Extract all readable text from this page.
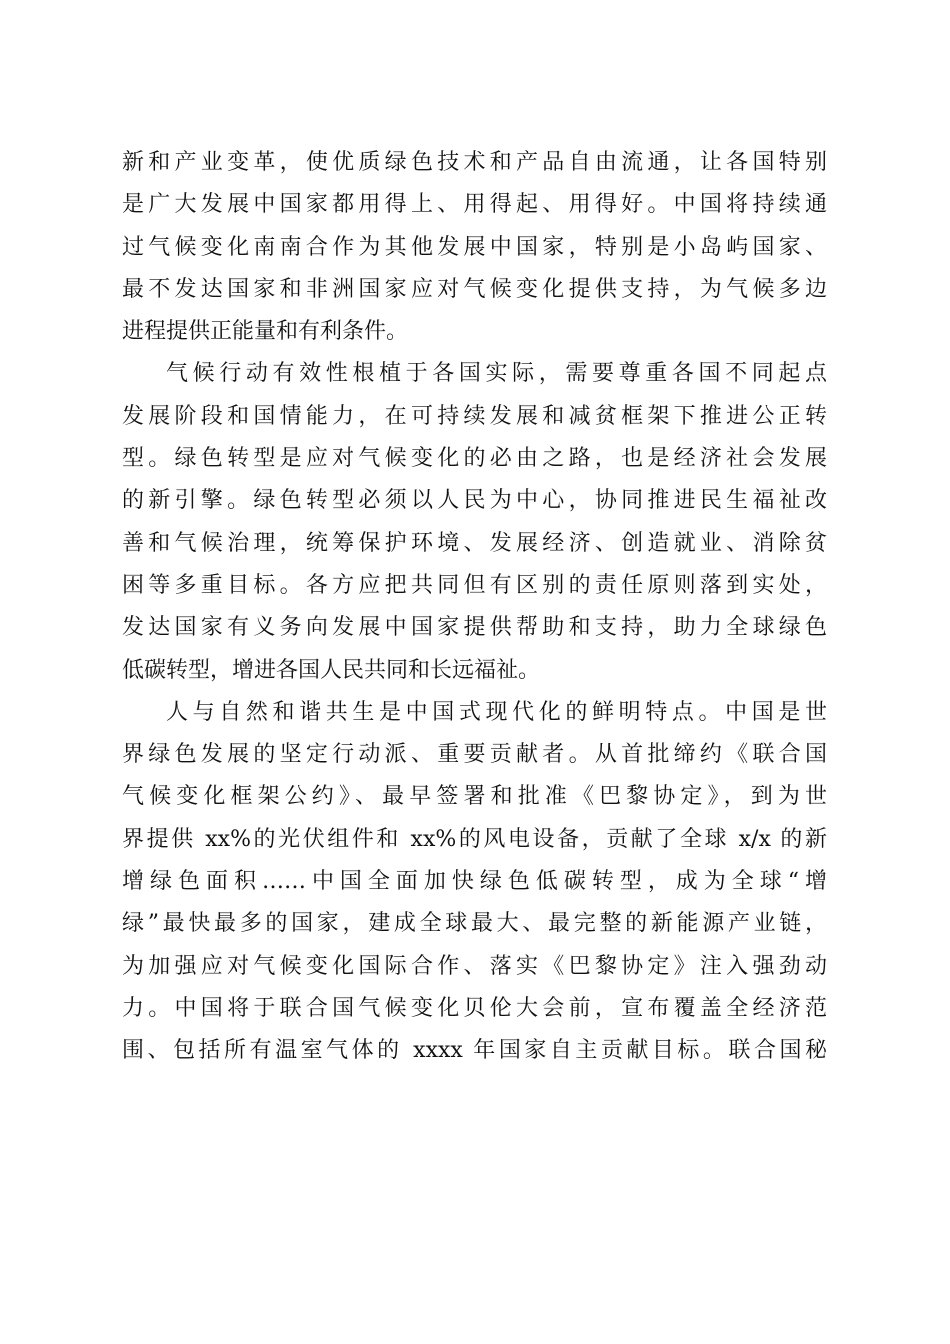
新和产业变革，使优质绿色技术和产品自由流通，让各国特别
是广大发展中国家都用得上、用得起、用得好。中国将持续通
过气候变化南南合作为其他发展中国家，特别是小岛屿国家、
最不发达国家和非洲国家应对气候变化提供支持，为气候多边
进程提供正能量和有利条件。
气候行动有效性根植于各国实际，需要尊重各国不同起点
发展阶段和国情能力，在可持续发展和减贫框架下推进公正转
型。绿色转型是应对气候变化的必由之路，也是经济社会发展
的新引擎。绿色转型必须以人民为中心，协同推进民生福祉改
善和气候治理，统筹保护环境、发展经济、创造就业、消除贫
困等多重目标。各方应把共同但有区别的责任原则落到实处，
发达国家有义务向发展中国家提供帮助和支持，助力全球绿色
低碳转型，增进各国人民共同和长远福祉。
人与自然和谐共生是中国式现代化的鲜明特点。中国是世
界绿色发展的坚定行动派、重要贡献者。从首批缔约《联合国
气候变化框架公约》、最早签署和批准《巴黎协定》，到为世
界提供 xx%的光伏组件和 xx%的风电设备，贡献了全球 x/x 的新
增绿色面积……中国全面加快绿色低碳转型，成为全球“增
绿”最快最多的国家，建成全球最大、最完整的新能源产业链，
为加强应对气候变化国际合作、落实《巴黎协定》注入强劲动
力。中国将于联合国气候变化贝伦大会前，宣布覆盖全经济范
围、包括所有温室气体的 xxxx 年国家自主贡献目标。联合国秘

━━━━

Identify and list each line with the word "巴黎协定".

气候变化框架公约》、最早签署和批准《巴黎协定》，到为世
为加强应对气候变化国际合作、落实《巴黎协定》注入强劲动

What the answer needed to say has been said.